[Data records]
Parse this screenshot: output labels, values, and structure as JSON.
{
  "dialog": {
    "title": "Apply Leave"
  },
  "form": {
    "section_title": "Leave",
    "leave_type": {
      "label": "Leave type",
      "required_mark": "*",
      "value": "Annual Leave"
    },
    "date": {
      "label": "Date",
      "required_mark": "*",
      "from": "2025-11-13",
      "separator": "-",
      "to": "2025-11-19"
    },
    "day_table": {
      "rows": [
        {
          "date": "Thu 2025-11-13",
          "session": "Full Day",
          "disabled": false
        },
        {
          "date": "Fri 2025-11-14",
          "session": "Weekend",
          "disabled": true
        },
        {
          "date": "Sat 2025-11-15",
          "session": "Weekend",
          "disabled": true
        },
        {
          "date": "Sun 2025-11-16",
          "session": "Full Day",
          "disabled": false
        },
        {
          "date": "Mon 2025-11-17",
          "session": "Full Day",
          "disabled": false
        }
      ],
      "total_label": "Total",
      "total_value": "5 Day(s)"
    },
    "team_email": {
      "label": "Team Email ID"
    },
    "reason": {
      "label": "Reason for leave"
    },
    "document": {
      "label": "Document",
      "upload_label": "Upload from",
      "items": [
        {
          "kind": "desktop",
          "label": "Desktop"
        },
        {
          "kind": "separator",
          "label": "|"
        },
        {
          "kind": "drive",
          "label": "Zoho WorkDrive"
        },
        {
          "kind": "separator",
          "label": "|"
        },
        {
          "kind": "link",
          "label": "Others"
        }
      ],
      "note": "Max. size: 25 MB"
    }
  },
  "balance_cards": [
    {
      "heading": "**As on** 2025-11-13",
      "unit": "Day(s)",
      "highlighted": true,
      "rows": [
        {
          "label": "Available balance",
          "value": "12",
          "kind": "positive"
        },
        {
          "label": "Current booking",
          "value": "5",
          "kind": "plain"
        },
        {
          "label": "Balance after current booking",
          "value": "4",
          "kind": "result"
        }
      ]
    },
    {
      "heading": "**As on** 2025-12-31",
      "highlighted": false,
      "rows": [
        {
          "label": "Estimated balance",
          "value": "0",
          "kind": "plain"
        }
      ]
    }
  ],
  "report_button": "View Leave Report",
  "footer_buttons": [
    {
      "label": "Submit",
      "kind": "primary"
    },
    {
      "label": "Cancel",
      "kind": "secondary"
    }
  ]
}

▶ _EXERCISE TASK_
Exactly how many lines in the data above contain the word "heading"? Respond with the number and nothing more.

▶ _RESPONSE_
2